Task requirements
Every entry needs to be printed exactly, please.

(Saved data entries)
++++++

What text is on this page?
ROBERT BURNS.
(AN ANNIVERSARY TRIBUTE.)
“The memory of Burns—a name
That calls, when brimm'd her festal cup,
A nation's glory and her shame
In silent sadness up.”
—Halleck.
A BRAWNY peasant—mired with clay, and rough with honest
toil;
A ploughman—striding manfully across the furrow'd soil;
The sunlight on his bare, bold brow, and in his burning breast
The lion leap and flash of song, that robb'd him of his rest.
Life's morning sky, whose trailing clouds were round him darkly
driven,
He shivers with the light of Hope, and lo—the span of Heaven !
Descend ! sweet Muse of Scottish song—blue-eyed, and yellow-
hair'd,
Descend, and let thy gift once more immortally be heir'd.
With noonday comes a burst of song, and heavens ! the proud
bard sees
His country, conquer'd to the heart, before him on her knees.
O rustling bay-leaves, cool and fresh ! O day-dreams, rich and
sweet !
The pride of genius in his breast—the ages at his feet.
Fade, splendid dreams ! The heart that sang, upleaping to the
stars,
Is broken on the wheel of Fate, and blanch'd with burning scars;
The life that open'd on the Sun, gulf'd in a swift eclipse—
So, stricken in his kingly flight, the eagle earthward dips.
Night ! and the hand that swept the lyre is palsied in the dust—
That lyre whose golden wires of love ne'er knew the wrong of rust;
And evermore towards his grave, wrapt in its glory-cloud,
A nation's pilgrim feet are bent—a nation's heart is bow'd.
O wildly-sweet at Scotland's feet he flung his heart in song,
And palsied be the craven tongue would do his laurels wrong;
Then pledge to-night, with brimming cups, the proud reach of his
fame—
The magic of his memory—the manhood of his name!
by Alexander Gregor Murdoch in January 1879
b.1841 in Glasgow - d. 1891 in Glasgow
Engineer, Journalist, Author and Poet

++++++

Full output
What text is on this page?
ROBERT BURNS.
(AN ANNIVERSARY TRIBUTE.)
“The memory of Burns—a name
That calls, when brimm'd her festal cup,
A nation's glory and her shame
In silent sadness up.”
—Halleck.
A BRAWNY peasant—mired with clay, and rough with honest
toil;
A ploughman—striding manfully across the furrow'd soil;
The sunlight on his bare, bold brow, and in his burning breast
The lion leap and flash of song, that robb'd him of his rest.
Life's morning sky, whose trailing clouds were round him darkly
driven,
He shivers with the light of Hope, and lo—the span of Heaven !
Descend ! sweet Muse of Scottish song—blue-eyed, and yellow-
hair'd,
Descend, and let thy gift once more immortally be heir'd.
With noonday comes a burst of song, and heavens ! the proud
bard sees
His country, conquer'd to the heart, before him on her knees.
O rustling bay-leaves, cool and fresh ! O day-dreams, rich and
sweet !
The pride of genius in his breast—the ages at his feet.
Fade, splendid dreams ! The heart that sang, upleaping to the
stars,
Is broken on the wheel of Fate, and blanch'd with burning scars;
The life that open'd on the Sun, gulf'd in a swift eclipse—
So, stricken in his kingly flight, the eagle earthward dips.
Night ! and the hand that swept the lyre is palsied in the dust—
That lyre whose golden wires of love ne'er knew the wrong of rust;
And evermore towards his grave, wrapt in its glory-cloud,
A nation's pilgrim feet are bent—a nation's heart is bow'd.
O wildly-sweet at Scotland's feet he flung his heart in song,
And palsied be the craven tongue would do his laurels wrong;
Then pledge to-night, with brimming cups, the proud reach of his
fame—
The magic of his memory—the manhood of his name!
by Alexander Gregor Murdoch in January 1879
b.1841 in Glasgow - d. 1891 in Glasgow
Engineer, Journalist, Author and Poet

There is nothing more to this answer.